Task prompt
In the listing below, replace every "footwell" with "floor" and leave everything else as it is.

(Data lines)
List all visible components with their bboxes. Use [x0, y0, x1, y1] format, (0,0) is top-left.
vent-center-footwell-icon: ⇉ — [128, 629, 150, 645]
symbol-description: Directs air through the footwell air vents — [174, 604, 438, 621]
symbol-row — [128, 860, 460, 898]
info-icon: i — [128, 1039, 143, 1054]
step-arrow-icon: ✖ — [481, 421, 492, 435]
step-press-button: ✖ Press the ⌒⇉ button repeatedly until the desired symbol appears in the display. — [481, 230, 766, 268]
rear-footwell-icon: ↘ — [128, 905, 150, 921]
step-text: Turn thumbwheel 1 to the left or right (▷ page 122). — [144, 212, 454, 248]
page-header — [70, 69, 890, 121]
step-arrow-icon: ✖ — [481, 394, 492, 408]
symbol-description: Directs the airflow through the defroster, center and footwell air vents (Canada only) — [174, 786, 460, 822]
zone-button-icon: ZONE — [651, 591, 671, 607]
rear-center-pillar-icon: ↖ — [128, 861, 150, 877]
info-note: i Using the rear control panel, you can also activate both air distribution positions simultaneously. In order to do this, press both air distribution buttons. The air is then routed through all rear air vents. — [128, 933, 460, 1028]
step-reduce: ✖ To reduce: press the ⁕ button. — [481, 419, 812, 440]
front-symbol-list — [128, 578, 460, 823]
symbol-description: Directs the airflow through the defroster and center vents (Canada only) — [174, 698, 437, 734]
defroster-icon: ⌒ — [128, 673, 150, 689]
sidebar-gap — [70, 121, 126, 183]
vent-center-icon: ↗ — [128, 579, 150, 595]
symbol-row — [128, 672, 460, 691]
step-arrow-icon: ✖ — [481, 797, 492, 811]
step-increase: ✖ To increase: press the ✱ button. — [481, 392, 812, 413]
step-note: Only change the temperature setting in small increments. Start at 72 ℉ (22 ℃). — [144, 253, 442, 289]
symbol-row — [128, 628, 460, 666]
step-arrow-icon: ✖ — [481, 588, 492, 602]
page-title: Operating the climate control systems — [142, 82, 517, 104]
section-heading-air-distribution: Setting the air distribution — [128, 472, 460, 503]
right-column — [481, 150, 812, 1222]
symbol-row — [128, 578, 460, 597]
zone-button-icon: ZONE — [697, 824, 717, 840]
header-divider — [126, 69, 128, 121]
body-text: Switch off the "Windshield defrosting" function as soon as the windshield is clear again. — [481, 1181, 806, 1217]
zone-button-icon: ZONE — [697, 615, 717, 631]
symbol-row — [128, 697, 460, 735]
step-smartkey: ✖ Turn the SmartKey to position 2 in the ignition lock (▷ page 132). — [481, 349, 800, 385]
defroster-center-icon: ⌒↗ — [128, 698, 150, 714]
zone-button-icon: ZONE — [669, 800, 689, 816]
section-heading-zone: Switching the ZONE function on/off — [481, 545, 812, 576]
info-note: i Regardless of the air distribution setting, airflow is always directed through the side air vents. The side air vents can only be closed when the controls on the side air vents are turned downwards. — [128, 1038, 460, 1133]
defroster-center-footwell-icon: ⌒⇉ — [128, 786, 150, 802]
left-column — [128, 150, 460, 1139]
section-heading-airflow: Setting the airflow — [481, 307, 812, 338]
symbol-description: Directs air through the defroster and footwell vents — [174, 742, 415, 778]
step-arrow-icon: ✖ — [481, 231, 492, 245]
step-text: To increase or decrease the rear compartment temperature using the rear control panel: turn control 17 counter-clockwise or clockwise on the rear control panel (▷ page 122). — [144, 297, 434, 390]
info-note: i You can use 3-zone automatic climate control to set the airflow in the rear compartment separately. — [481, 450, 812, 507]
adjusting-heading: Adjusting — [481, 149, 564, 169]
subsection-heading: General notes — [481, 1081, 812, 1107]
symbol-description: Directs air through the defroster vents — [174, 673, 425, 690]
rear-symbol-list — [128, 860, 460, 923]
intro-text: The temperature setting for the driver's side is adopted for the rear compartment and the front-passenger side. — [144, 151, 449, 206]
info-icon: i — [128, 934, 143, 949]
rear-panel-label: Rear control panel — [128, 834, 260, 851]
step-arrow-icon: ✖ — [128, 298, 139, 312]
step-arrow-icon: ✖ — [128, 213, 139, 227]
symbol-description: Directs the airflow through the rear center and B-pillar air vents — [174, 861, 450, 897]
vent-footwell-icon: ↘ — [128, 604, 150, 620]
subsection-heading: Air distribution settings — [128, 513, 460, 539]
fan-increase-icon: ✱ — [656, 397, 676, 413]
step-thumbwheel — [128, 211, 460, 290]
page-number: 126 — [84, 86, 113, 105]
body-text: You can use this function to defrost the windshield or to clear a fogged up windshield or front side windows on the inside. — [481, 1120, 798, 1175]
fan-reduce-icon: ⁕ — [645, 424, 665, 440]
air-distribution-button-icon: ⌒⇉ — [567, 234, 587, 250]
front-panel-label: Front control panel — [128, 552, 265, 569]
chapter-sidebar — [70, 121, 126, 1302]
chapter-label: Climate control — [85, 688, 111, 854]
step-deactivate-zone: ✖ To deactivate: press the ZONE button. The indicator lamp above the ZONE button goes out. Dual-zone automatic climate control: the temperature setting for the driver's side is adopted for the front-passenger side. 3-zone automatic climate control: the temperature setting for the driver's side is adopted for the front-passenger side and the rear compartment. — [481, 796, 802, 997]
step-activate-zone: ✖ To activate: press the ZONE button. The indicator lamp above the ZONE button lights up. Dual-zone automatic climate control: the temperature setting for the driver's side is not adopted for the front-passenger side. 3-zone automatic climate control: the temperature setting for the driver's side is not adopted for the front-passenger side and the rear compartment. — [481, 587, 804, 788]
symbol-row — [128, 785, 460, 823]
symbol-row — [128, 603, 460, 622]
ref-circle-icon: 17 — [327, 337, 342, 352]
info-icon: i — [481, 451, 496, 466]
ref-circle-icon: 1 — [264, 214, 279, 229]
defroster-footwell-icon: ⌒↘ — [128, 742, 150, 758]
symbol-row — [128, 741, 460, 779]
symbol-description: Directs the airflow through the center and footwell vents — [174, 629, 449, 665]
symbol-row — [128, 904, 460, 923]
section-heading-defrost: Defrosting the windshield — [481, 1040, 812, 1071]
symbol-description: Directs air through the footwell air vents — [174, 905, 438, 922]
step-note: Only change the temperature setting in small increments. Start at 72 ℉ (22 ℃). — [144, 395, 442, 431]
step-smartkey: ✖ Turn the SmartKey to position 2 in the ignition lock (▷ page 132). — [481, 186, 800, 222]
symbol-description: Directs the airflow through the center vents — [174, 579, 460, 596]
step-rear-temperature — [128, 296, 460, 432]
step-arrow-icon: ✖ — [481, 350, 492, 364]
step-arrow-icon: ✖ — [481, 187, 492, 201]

Task output
List all visible components with their bboxes. Use [x0, y0, x1, y1] format, (0,0) is top-left.
vent-center-floor-icon: ⇉ — [128, 629, 150, 645]
symbol-description: Directs air through the floor air vents — [174, 604, 438, 621]
symbol-row — [128, 860, 460, 898]
info-icon: i — [128, 1039, 143, 1054]
step-arrow-icon: ✖ — [481, 421, 492, 435]
step-press-button: ✖ Press the ⌒⇉ button repeatedly until the desired symbol appears in the display. — [481, 230, 766, 268]
rear-floor-icon: ↘ — [128, 905, 150, 921]
step-text: Turn thumbwheel 1 to the left or right (▷ page 122). — [144, 212, 454, 248]
page-header — [70, 69, 890, 121]
step-arrow-icon: ✖ — [481, 394, 492, 408]
symbol-description: Directs the airflow through the defroster, center and floor air vents (Canada only) — [174, 786, 460, 822]
zone-button-icon: ZONE — [651, 591, 671, 607]
rear-center-pillar-icon: ↖ — [128, 861, 150, 877]
info-note: i Using the rear control panel, you can also activate both air distribution positions simultaneously. In order to do this, press both air distribution buttons. The air is then routed through all rear air vents. — [128, 933, 460, 1028]
step-reduce: ✖ To reduce: press the ⁕ button. — [481, 419, 812, 440]
front-symbol-list — [128, 578, 460, 823]
symbol-description: Directs the airflow through the defroster and center vents (Canada only) — [174, 698, 437, 734]
defroster-icon: ⌒ — [128, 673, 150, 689]
sidebar-gap — [70, 121, 126, 183]
vent-center-icon: ↗ — [128, 579, 150, 595]
symbol-row — [128, 672, 460, 691]
step-arrow-icon: ✖ — [481, 797, 492, 811]
step-increase: ✖ To increase: press the ✱ button. — [481, 392, 812, 413]
step-note: Only change the temperature setting in small increments. Start at 72 ℉ (22 ℃). — [144, 253, 442, 289]
symbol-row — [128, 628, 460, 666]
step-arrow-icon: ✖ — [481, 588, 492, 602]
page-title: Operating the climate control systems — [142, 82, 517, 104]
section-heading-air-distribution: Setting the air distribution — [128, 472, 460, 503]
right-column — [481, 150, 812, 1222]
symbol-row — [128, 578, 460, 597]
zone-button-icon: ZONE — [697, 824, 717, 840]
header-divider — [126, 69, 128, 121]
body-text: Switch off the "Windshield defrosting" function as soon as the windshield is clear again. — [481, 1181, 806, 1217]
zone-button-icon: ZONE — [697, 615, 717, 631]
symbol-row — [128, 697, 460, 735]
step-smartkey: ✖ Turn the SmartKey to position 2 in the ignition lock (▷ page 132). — [481, 349, 800, 385]
defroster-center-icon: ⌒↗ — [128, 698, 150, 714]
zone-button-icon: ZONE — [669, 800, 689, 816]
section-heading-zone: Switching the ZONE function on/off — [481, 545, 812, 576]
info-note: i Regardless of the air distribution setting, airflow is always directed through the side air vents. The side air vents can only be closed when the controls on the side air vents are turned downwards. — [128, 1038, 460, 1133]
defroster-center-floor-icon: ⌒⇉ — [128, 786, 150, 802]
left-column — [128, 150, 460, 1139]
section-heading-airflow: Setting the airflow — [481, 307, 812, 338]
symbol-description: Directs air through the defroster and floor vents — [174, 742, 415, 778]
step-arrow-icon: ✖ — [481, 231, 492, 245]
step-text: To increase or decrease the rear compartment temperature using the rear control panel: turn control 17 counter-clockwise or clockwise on the rear control panel (▷ page 122). — [144, 297, 434, 390]
info-note: i You can use 3-zone automatic climate control to set the airflow in the rear compartment separately. — [481, 450, 812, 507]
adjusting-heading: Adjusting — [481, 149, 564, 169]
subsection-heading: General notes — [481, 1081, 812, 1107]
symbol-description: Directs air through the defroster vents — [174, 673, 425, 690]
rear-symbol-list — [128, 860, 460, 923]
intro-text: The temperature setting for the driver's side is adopted for the rear compartment and the front-passenger side. — [144, 151, 449, 206]
info-icon: i — [128, 934, 143, 949]
rear-panel-label: Rear control panel — [128, 834, 260, 851]
step-arrow-icon: ✖ — [128, 298, 139, 312]
step-arrow-icon: ✖ — [128, 213, 139, 227]
symbol-description: Directs the airflow through the rear center and B-pillar air vents — [174, 861, 450, 897]
vent-floor-icon: ↘ — [128, 604, 150, 620]
subsection-heading: Air distribution settings — [128, 513, 460, 539]
fan-increase-icon: ✱ — [656, 397, 676, 413]
step-thumbwheel — [128, 211, 460, 290]
page-number: 126 — [84, 86, 113, 105]
body-text: You can use this function to defrost the windshield or to clear a fogged up windshield or front side windows on the inside. — [481, 1120, 798, 1175]
fan-reduce-icon: ⁕ — [645, 424, 665, 440]
air-distribution-button-icon: ⌒⇉ — [567, 234, 587, 250]
front-panel-label: Front control panel — [128, 552, 265, 569]
chapter-sidebar — [70, 121, 126, 1302]
chapter-label: Climate control — [85, 688, 111, 854]
step-deactivate-zone: ✖ To deactivate: press the ZONE button. The indicator lamp above the ZONE button goes out. Dual-zone automatic climate control: the temperature setting for the driver's side is adopted for the front-passenger side. 3-zone automatic climate control: the temperature setting for the driver's side is adopted for the front-passenger side and the rear compartment. — [481, 796, 802, 997]
step-activate-zone: ✖ To activate: press the ZONE button. The indicator lamp above the ZONE button lights up. Dual-zone automatic climate control: the temperature setting for the driver's side is not adopted for the front-passenger side. 3-zone automatic climate control: the temperature setting for the driver's side is not adopted for the front-passenger side and the rear compartment. — [481, 587, 804, 788]
symbol-row — [128, 785, 460, 823]
symbol-row — [128, 603, 460, 622]
ref-circle-icon: 17 — [327, 337, 342, 352]
info-icon: i — [481, 451, 496, 466]
ref-circle-icon: 1 — [264, 214, 279, 229]
defroster-floor-icon: ⌒↘ — [128, 742, 150, 758]
symbol-row — [128, 741, 460, 779]
symbol-description: Directs the airflow through the center and floor vents — [174, 629, 449, 665]
symbol-row — [128, 904, 460, 923]
section-heading-defrost: Defrosting the windshield — [481, 1040, 812, 1071]
symbol-description: Directs air through the floor air vents — [174, 905, 438, 922]
step-note: Only change the temperature setting in small increments. Start at 72 ℉ (22 ℃). — [144, 395, 442, 431]
step-smartkey: ✖ Turn the SmartKey to position 2 in the ignition lock (▷ page 132). — [481, 186, 800, 222]
symbol-description: Directs the airflow through the center vents — [174, 579, 460, 596]
step-rear-temperature — [128, 296, 460, 432]
step-arrow-icon: ✖ — [481, 350, 492, 364]
step-arrow-icon: ✖ — [481, 187, 492, 201]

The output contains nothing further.